### Collected data entries
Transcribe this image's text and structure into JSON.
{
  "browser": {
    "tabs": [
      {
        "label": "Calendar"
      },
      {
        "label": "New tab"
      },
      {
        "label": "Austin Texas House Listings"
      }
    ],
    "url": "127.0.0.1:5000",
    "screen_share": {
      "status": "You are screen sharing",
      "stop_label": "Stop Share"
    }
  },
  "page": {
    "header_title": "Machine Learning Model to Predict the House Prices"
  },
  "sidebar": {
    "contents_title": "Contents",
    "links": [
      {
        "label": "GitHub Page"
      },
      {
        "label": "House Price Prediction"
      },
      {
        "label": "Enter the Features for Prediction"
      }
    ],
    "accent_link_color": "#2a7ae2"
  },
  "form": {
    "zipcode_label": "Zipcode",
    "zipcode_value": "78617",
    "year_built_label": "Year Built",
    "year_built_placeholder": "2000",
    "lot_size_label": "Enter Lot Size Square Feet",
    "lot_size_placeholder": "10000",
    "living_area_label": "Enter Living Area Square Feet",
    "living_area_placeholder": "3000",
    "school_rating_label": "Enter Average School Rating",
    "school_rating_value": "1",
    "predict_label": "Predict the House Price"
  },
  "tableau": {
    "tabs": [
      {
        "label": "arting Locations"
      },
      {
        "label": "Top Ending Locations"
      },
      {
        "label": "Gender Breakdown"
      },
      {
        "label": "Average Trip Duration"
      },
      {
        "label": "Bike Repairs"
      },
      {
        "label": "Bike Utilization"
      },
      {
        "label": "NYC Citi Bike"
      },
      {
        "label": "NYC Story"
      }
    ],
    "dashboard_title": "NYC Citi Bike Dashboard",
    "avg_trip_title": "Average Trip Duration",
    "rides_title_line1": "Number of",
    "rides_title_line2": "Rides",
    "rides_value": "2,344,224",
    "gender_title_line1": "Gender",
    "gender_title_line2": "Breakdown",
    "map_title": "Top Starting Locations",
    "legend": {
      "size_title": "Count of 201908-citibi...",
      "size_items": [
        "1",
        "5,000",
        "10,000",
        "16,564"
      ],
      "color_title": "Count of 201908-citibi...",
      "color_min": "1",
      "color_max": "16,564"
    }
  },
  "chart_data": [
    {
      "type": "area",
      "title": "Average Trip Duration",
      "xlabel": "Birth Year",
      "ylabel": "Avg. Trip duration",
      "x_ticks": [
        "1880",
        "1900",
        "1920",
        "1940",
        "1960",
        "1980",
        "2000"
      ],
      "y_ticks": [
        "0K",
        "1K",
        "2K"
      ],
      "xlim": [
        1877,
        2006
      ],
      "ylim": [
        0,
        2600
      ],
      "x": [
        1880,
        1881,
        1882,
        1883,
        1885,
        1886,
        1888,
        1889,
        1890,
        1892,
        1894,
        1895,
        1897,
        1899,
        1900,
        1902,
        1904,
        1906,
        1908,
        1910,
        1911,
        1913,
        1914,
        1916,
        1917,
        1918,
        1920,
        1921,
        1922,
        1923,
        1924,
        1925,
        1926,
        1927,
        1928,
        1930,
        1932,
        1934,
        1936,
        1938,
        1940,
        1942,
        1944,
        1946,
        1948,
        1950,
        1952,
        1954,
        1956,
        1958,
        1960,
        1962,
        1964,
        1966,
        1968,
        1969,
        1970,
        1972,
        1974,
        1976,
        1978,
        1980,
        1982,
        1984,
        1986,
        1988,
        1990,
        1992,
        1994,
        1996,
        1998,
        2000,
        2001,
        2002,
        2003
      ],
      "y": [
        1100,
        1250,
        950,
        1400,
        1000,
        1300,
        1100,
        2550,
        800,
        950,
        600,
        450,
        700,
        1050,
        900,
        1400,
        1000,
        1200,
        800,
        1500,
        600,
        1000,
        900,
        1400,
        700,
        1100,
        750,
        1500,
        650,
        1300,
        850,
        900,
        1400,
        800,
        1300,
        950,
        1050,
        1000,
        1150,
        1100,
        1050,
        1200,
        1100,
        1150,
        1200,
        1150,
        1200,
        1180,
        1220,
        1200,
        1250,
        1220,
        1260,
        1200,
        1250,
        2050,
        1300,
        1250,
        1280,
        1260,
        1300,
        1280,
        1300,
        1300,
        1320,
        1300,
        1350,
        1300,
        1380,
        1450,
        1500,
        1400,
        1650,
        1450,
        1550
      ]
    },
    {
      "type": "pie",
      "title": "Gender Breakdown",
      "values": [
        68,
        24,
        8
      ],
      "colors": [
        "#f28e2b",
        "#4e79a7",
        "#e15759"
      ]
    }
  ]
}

### Description of the task
All of the entries need to be reproduced exactly; please write them out.

### Answer to this task
Transcribe this image's text and structure into JSON.
{
  "browser": {
    "tabs": [
      {
        "label": "Calendar"
      },
      {
        "label": "New tab"
      },
      {
        "label": "Austin Texas House Listings"
      }
    ],
    "url": "127.0.0.1:5000",
    "screen_share": {
      "status": "You are screen sharing",
      "stop_label": "Stop Share"
    }
  },
  "page": {
    "header_title": "Machine Learning Model to Predict the House Prices"
  },
  "sidebar": {
    "contents_title": "Contents",
    "links": [
      {
        "label": "GitHub Page"
      },
      {
        "label": "House Price Prediction"
      },
      {
        "label": "Enter the Features for Prediction"
      }
    ],
    "accent_link_color": "#2a7ae2"
  },
  "form": {
    "zipcode_label": "Zipcode",
    "zipcode_value": "78617",
    "year_built_label": "Year Built",
    "year_built_placeholder": "2000",
    "lot_size_label": "Enter Lot Size Square Feet",
    "lot_size_placeholder": "10000",
    "living_area_label": "Enter Living Area Square Feet",
    "living_area_placeholder": "3000",
    "school_rating_label": "Enter Average School Rating",
    "school_rating_value": "1",
    "predict_label": "Predict the House Price"
  },
  "tableau": {
    "tabs": [
      {
        "label": "arting Locations"
      },
      {
        "label": "Top Ending Locations"
      },
      {
        "label": "Gender Breakdown"
      },
      {
        "label": "Average Trip Duration"
      },
      {
        "label": "Bike Repairs"
      },
      {
        "label": "Bike Utilization"
      },
      {
        "label": "NYC Citi Bike"
      },
      {
        "label": "NYC Story"
      }
    ],
    "dashboard_title": "NYC Citi Bike Dashboard",
    "avg_trip_title": "Average Trip Duration",
    "rides_title_line1": "Number of",
    "rides_title_line2": "Rides",
    "rides_value": "2,344,224",
    "gender_title_line1": "Gender",
    "gender_title_line2": "Breakdown",
    "map_title": "Top Starting Locations",
    "legend": {
      "size_title": "Count of 201908-citibi...",
      "size_items": [
        "1",
        "5,000",
        "10,000",
        "16,564"
      ],
      "color_title": "Count of 201908-citibi...",
      "color_min": "1",
      "color_max": "16,564"
    }
  },
  "chart_data": [
    {
      "type": "area",
      "title": "Average Trip Duration",
      "xlabel": "Birth Year",
      "ylabel": "Avg. Trip duration",
      "x_ticks": [
        "1880",
        "1900",
        "1920",
        "1940",
        "1960",
        "1980",
        "2000"
      ],
      "y_ticks": [
        "0K",
        "1K",
        "2K"
      ],
      "xlim": [
        1877,
        2006
      ],
      "ylim": [
        0,
        2600
      ],
      "x": [
        1880,
        1881,
        1882,
        1883,
        1885,
        1886,
        1888,
        1889,
        1890,
        1892,
        1894,
        1895,
        1897,
        1899,
        1900,
        1902,
        1904,
        1906,
        1908,
        1910,
        1911,
        1913,
        1914,
        1916,
        1917,
        1918,
        1920,
        1921,
        1922,
        1923,
        1924,
        1925,
        1926,
        1927,
        1928,
        1930,
        1932,
        1934,
        1936,
        1938,
        1940,
        1942,
        1944,
        1946,
        1948,
        1950,
        1952,
        1954,
        1956,
        1958,
        1960,
        1962,
        1964,
        1966,
        1968,
        1969,
        1970,
        1972,
        1974,
        1976,
        1978,
        1980,
        1982,
        1984,
        1986,
        1988,
        1990,
        1992,
        1994,
        1996,
        1998,
        2000,
        2001,
        2002,
        2003
      ],
      "y": [
        1100,
        1250,
        950,
        1400,
        1000,
        1300,
        1100,
        2550,
        800,
        950,
        600,
        450,
        700,
        1050,
        900,
        1400,
        1000,
        1200,
        800,
        1500,
        600,
        1000,
        900,
        1400,
        700,
        1100,
        750,
        1500,
        650,
        1300,
        850,
        900,
        1400,
        800,
        1300,
        950,
        1050,
        1000,
        1150,
        1100,
        1050,
        1200,
        1100,
        1150,
        1200,
        1150,
        1200,
        1180,
        1220,
        1200,
        1250,
        1220,
        1260,
        1200,
        1250,
        2050,
        1300,
        1250,
        1280,
        1260,
        1300,
        1280,
        1300,
        1300,
        1320,
        1300,
        1350,
        1300,
        1380,
        1450,
        1500,
        1400,
        1650,
        1450,
        1550
      ]
    },
    {
      "type": "pie",
      "title": "Gender Breakdown",
      "values": [
        68,
        24,
        8
      ],
      "colors": [
        "#f28e2b",
        "#4e79a7",
        "#e15759"
      ]
    }
  ]
}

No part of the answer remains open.